Extracted data entries
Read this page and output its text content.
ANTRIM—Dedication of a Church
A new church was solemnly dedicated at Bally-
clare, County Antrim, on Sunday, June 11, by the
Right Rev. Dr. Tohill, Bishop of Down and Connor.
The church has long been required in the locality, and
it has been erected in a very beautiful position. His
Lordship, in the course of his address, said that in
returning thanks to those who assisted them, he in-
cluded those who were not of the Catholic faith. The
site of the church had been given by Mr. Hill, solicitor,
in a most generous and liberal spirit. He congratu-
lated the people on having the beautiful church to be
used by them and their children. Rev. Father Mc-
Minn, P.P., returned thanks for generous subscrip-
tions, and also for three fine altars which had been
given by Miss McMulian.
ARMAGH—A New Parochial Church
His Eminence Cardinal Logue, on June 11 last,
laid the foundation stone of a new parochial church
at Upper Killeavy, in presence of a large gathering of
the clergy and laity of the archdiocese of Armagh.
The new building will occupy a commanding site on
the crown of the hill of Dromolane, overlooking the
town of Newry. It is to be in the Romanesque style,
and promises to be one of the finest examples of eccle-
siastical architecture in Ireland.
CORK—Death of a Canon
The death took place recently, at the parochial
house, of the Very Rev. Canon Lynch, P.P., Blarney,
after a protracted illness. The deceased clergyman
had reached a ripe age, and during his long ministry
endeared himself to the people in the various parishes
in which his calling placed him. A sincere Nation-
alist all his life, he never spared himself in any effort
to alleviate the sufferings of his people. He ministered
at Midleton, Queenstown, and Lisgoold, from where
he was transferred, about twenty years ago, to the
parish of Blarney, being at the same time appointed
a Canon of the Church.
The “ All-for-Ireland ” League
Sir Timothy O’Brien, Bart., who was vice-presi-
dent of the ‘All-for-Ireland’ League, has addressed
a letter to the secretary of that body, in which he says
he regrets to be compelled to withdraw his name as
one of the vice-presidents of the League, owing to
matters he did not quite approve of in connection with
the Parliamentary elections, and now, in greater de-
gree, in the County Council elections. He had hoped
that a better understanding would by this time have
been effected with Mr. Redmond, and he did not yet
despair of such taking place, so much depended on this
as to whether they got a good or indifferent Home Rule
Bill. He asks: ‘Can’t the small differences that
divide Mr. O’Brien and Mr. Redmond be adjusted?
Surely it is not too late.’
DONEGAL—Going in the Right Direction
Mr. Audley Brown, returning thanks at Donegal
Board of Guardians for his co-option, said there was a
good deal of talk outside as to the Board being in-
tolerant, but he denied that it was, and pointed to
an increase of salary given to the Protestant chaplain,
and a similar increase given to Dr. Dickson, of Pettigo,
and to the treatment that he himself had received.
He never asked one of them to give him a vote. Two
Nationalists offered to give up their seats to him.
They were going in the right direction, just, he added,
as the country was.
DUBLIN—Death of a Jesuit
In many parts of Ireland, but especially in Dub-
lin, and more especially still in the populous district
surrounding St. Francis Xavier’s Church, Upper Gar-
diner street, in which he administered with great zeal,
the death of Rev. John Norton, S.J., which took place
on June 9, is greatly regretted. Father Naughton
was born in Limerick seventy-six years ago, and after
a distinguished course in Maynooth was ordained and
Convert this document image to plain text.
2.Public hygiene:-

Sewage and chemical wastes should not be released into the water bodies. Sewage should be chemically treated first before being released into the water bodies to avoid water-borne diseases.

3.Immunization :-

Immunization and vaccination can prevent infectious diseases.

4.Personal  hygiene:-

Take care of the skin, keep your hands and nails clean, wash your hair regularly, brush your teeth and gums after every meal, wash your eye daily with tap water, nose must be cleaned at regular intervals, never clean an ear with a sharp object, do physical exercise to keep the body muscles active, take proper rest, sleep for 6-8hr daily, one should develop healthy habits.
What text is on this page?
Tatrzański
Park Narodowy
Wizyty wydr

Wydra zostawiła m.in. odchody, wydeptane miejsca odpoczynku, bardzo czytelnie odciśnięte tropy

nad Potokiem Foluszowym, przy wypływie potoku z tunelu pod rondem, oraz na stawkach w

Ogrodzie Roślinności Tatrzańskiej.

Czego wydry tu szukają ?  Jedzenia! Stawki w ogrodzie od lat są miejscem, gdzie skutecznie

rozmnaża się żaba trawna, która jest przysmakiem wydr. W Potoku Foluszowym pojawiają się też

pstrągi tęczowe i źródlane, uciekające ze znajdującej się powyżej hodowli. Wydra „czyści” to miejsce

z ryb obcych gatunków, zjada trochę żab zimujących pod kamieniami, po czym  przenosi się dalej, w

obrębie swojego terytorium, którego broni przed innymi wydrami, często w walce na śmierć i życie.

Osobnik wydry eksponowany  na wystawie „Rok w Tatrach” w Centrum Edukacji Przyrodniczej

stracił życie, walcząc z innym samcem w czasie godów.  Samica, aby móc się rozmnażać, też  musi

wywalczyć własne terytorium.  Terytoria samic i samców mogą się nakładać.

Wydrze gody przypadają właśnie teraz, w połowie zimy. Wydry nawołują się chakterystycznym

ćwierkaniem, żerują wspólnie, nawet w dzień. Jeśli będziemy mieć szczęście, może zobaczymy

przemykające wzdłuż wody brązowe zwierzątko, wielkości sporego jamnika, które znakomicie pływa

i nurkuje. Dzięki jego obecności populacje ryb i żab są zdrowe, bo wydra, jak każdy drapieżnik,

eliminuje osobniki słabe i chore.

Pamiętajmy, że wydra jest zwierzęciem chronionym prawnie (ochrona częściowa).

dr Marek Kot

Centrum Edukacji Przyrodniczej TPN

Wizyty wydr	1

What to work on
Copy all the lines, exactly.

Written solution
Read this page and output its text content.
ANTRIM—Dedication of a Church
A new church was solemnly dedicated at Bally-
clare, County Antrim, on Sunday, June 11, by the
Right Rev. Dr. Tohill, Bishop of Down and Connor.
The church has long been required in the locality, and
it has been erected in a very beautiful position. His
Lordship, in the course of his address, said that in
returning thanks to those who assisted them, he in-
cluded those who were not of the Catholic faith. The
site of the church had been given by Mr. Hill, solicitor,
in a most generous and liberal spirit. He congratu-
lated the people on having the beautiful church to be
used by them and their children. Rev. Father Mc-
Minn, P.P., returned thanks for generous subscrip-
tions, and also for three fine altars which had been
given by Miss McMulian.
ARMAGH—A New Parochial Church
His Eminence Cardinal Logue, on June 11 last,
laid the foundation stone of a new parochial church
at Upper Killeavy, in presence of a large gathering of
the clergy and laity of the archdiocese of Armagh.
The new building will occupy a commanding site on
the crown of the hill of Dromolane, overlooking the
town of Newry. It is to be in the Romanesque style,
and promises to be one of the finest examples of eccle-
siastical architecture in Ireland.
CORK—Death of a Canon
The death took place recently, at the parochial
house, of the Very Rev. Canon Lynch, P.P., Blarney,
after a protracted illness. The deceased clergyman
had reached a ripe age, and during his long ministry
endeared himself to the people in the various parishes
in which his calling placed him. A sincere Nation-
alist all his life, he never spared himself in any effort
to alleviate the sufferings of his people. He ministered
at Midleton, Queenstown, and Lisgoold, from where
he was transferred, about twenty years ago, to the
parish of Blarney, being at the same time appointed
a Canon of the Church.
The “ All-for-Ireland ” League
Sir Timothy O’Brien, Bart., who was vice-presi-
dent of the ‘All-for-Ireland’ League, has addressed
a letter to the secretary of that body, in which he says
he regrets to be compelled to withdraw his name as
one of the vice-presidents of the League, owing to
matters he did not quite approve of in connection with
the Parliamentary elections, and now, in greater de-
gree, in the County Council elections. He had hoped
that a better understanding would by this time have
been effected with Mr. Redmond, and he did not yet
despair of such taking place, so much depended on this
as to whether they got a good or indifferent Home Rule
Bill. He asks: ‘Can’t the small differences that
divide Mr. O’Brien and Mr. Redmond be adjusted?
Surely it is not too late.’
DONEGAL—Going in the Right Direction
Mr. Audley Brown, returning thanks at Donegal
Board of Guardians for his co-option, said there was a
good deal of talk outside as to the Board being in-
tolerant, but he denied that it was, and pointed to
an increase of salary given to the Protestant chaplain,
and a similar increase given to Dr. Dickson, of Pettigo,
and to the treatment that he himself had received.
He never asked one of them to give him a vote. Two
Nationalists offered to give up their seats to him.
They were going in the right direction, just, he added,
as the country was.
DUBLIN—Death of a Jesuit
In many parts of Ireland, but especially in Dub-
lin, and more especially still in the populous district
surrounding St. Francis Xavier’s Church, Upper Gar-
diner street, in which he administered with great zeal,
the death of Rev. John Norton, S.J., which took place
on June 9, is greatly regretted. Father Naughton
was born in Limerick seventy-six years ago, and after
a distinguished course in Maynooth was ordained and
Convert this document image to plain text.
2.Public hygiene:-

Sewage and chemical wastes should not be released into the water bodies. Sewage should be chemically treated first before being released into the water bodies to avoid water-borne diseases.

3.Immunization :-

Immunization and vaccination can prevent infectious diseases.

4.Personal  hygiene:-

Take care of the skin, keep your hands and nails clean, wash your hair regularly, brush your teeth and gums after every meal, wash your eye daily with tap water, nose must be cleaned at regular intervals, never clean an ear with a sharp object, do physical exercise to keep the body muscles active, take proper rest, sleep for 6-8hr daily, one should develop healthy habits.
What text is on this page?
Tatrzański
Park Narodowy
Wizyty wydr

Wydra zostawiła m.in. odchody, wydeptane miejsca odpoczynku, bardzo czytelnie odciśnięte tropy

nad Potokiem Foluszowym, przy wypływie potoku z tunelu pod rondem, oraz na stawkach w

Ogrodzie Roślinności Tatrzańskiej.

Czego wydry tu szukają ?  Jedzenia! Stawki w ogrodzie od lat są miejscem, gdzie skutecznie

rozmnaża się żaba trawna, która jest przysmakiem wydr. W Potoku Foluszowym pojawiają się też

pstrągi tęczowe i źródlane, uciekające ze znajdującej się powyżej hodowli. Wydra „czyści” to miejsce

z ryb obcych gatunków, zjada trochę żab zimujących pod kamieniami, po czym  przenosi się dalej, w

obrębie swojego terytorium, którego broni przed innymi wydrami, często w walce na śmierć i życie.

Osobnik wydry eksponowany  na wystawie „Rok w Tatrach” w Centrum Edukacji Przyrodniczej

stracił życie, walcząc z innym samcem w czasie godów.  Samica, aby móc się rozmnażać, też  musi

wywalczyć własne terytorium.  Terytoria samic i samców mogą się nakładać.

Wydrze gody przypadają właśnie teraz, w połowie zimy. Wydry nawołują się chakterystycznym

ćwierkaniem, żerują wspólnie, nawet w dzień. Jeśli będziemy mieć szczęście, może zobaczymy

przemykające wzdłuż wody brązowe zwierzątko, wielkości sporego jamnika, które znakomicie pływa

i nurkuje. Dzięki jego obecności populacje ryb i żab są zdrowe, bo wydra, jak każdy drapieżnik,

eliminuje osobniki słabe i chore.

Pamiętajmy, że wydra jest zwierzęciem chronionym prawnie (ochrona częściowa).

dr Marek Kot

Centrum Edukacji Przyrodniczej TPN

Wizyty wydr	1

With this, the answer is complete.